GIVEN REQUEST => Check the listing below for lines with the word "nicht" and say how many there are, with nothing but the number.

EXCERPTED RECORDS =>
....

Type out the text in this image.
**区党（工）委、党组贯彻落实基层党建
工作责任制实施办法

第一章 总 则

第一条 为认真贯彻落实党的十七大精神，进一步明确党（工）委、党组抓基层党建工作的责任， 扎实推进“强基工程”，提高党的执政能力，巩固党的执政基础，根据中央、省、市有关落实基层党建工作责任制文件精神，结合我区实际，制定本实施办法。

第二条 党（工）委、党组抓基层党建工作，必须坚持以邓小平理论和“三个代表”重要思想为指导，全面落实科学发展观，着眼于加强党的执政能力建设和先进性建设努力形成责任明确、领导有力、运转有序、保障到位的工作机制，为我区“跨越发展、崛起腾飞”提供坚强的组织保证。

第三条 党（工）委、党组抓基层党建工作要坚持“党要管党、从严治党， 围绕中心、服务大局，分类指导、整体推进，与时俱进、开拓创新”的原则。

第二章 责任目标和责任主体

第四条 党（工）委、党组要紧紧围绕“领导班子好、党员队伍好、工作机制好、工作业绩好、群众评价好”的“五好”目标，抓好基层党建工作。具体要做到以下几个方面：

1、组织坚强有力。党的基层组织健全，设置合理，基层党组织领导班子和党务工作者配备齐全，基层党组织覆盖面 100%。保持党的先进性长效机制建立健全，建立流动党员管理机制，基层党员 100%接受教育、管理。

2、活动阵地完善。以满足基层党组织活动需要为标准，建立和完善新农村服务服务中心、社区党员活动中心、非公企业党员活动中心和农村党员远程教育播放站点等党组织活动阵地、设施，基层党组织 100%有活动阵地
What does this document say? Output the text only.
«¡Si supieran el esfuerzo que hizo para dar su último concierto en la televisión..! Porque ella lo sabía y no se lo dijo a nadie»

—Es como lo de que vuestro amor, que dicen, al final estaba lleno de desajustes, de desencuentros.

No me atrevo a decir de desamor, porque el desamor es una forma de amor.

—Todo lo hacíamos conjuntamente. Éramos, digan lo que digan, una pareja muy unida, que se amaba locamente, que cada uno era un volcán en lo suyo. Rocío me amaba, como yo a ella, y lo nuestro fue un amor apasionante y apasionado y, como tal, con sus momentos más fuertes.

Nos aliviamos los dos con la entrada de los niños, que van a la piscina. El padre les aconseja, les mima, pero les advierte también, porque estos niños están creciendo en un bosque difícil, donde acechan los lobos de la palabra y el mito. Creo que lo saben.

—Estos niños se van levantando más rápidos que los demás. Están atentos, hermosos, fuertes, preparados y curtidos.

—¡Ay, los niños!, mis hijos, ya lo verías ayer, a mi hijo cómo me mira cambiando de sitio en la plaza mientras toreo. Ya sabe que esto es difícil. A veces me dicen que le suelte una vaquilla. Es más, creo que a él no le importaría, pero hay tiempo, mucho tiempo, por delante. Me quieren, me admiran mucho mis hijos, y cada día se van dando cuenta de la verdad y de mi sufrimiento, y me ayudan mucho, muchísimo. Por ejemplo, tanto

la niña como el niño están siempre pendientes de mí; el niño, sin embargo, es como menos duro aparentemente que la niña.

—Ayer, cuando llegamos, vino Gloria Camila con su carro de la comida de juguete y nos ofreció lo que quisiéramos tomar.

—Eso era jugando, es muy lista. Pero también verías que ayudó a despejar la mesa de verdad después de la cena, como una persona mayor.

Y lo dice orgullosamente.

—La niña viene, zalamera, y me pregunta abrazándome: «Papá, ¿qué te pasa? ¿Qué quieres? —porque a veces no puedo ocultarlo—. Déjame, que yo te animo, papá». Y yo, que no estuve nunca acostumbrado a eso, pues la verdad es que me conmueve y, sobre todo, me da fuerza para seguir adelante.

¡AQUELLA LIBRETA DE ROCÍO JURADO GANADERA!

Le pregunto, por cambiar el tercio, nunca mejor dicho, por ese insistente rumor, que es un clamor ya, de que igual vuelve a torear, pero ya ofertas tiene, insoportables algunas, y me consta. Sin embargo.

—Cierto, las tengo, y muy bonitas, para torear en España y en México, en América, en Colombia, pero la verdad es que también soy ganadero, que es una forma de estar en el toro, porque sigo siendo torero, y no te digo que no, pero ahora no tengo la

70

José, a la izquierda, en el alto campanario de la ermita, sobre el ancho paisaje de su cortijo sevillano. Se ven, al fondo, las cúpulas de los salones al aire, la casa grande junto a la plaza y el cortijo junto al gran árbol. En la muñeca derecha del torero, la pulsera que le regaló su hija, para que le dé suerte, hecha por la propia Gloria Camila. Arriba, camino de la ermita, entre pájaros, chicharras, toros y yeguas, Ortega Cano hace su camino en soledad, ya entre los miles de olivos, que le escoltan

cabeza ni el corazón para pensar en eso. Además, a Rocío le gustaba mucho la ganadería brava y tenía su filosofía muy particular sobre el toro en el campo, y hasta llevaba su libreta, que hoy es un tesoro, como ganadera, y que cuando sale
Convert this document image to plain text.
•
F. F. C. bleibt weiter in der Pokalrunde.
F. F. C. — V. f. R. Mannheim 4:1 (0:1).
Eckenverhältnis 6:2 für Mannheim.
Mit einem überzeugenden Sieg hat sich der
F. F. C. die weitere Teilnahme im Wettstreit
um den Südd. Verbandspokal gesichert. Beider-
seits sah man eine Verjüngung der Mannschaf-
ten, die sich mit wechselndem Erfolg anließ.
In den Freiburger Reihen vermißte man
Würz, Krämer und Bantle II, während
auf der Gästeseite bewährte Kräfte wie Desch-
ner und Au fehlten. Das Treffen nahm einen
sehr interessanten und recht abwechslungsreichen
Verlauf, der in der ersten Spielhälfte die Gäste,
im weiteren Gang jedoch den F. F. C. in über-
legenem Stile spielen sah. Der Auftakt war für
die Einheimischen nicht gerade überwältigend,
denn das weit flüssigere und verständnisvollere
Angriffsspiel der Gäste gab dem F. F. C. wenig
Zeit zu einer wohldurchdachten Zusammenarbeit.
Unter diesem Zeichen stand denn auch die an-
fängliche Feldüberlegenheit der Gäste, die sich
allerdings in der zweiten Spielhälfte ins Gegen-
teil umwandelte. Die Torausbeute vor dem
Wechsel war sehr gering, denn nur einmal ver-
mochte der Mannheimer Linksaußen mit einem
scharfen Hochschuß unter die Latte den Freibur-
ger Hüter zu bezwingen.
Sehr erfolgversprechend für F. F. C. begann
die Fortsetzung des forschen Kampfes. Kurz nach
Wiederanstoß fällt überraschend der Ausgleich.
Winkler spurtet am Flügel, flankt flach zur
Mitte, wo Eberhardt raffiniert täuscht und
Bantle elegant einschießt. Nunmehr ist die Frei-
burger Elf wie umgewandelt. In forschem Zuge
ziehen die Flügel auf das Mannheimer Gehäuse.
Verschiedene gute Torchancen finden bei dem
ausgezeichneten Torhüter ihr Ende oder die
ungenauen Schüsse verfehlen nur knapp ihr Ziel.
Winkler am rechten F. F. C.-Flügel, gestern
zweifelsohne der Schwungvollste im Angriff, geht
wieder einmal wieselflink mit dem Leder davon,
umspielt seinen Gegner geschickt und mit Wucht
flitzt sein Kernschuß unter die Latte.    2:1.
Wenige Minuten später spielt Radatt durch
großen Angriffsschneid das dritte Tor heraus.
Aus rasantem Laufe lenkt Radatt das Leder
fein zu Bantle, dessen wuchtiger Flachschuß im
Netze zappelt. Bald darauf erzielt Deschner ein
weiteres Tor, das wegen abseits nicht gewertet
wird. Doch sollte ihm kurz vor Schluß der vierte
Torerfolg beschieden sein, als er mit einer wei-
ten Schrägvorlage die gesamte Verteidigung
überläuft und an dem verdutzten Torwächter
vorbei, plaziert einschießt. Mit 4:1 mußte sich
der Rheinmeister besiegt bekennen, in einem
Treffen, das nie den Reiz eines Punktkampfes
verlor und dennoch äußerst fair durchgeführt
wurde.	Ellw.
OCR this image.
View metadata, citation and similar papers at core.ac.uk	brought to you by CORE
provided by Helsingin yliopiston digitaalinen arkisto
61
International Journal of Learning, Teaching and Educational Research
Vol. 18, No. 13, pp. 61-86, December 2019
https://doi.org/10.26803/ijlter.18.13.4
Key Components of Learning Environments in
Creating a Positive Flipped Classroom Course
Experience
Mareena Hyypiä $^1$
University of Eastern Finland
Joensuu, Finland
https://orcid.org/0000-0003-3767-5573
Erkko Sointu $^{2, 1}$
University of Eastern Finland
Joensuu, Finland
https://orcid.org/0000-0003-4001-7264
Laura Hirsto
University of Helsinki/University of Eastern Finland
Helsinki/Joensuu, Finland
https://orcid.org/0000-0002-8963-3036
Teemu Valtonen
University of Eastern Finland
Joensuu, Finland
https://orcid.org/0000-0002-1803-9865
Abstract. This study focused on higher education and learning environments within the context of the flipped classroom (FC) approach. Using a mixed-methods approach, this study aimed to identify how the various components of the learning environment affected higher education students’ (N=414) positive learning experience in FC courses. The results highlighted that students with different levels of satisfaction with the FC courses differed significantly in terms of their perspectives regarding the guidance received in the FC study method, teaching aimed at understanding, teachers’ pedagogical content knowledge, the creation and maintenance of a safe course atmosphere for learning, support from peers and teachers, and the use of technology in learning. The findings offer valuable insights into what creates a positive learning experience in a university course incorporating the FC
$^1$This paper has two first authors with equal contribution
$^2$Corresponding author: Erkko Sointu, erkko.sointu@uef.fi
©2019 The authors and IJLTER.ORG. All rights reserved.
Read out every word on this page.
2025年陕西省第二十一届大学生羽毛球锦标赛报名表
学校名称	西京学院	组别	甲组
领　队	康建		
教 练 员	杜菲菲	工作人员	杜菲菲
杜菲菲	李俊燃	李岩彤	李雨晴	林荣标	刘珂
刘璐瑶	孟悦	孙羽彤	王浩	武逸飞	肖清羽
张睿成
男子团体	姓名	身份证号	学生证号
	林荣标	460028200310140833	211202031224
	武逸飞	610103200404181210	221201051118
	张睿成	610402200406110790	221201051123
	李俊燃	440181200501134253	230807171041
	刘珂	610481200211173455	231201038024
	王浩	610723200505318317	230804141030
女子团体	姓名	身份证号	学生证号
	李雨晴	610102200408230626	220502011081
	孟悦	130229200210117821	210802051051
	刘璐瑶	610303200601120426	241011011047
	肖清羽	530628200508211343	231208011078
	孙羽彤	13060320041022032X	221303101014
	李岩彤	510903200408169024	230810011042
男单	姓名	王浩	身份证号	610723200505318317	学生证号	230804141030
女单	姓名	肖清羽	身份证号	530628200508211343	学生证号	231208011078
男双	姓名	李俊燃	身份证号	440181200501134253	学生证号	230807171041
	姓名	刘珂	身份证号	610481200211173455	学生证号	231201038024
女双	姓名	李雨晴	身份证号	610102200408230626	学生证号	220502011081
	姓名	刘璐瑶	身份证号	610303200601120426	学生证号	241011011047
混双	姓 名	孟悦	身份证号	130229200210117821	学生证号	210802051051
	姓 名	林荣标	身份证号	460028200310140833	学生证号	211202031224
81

....

SOLUTION BELOW => 2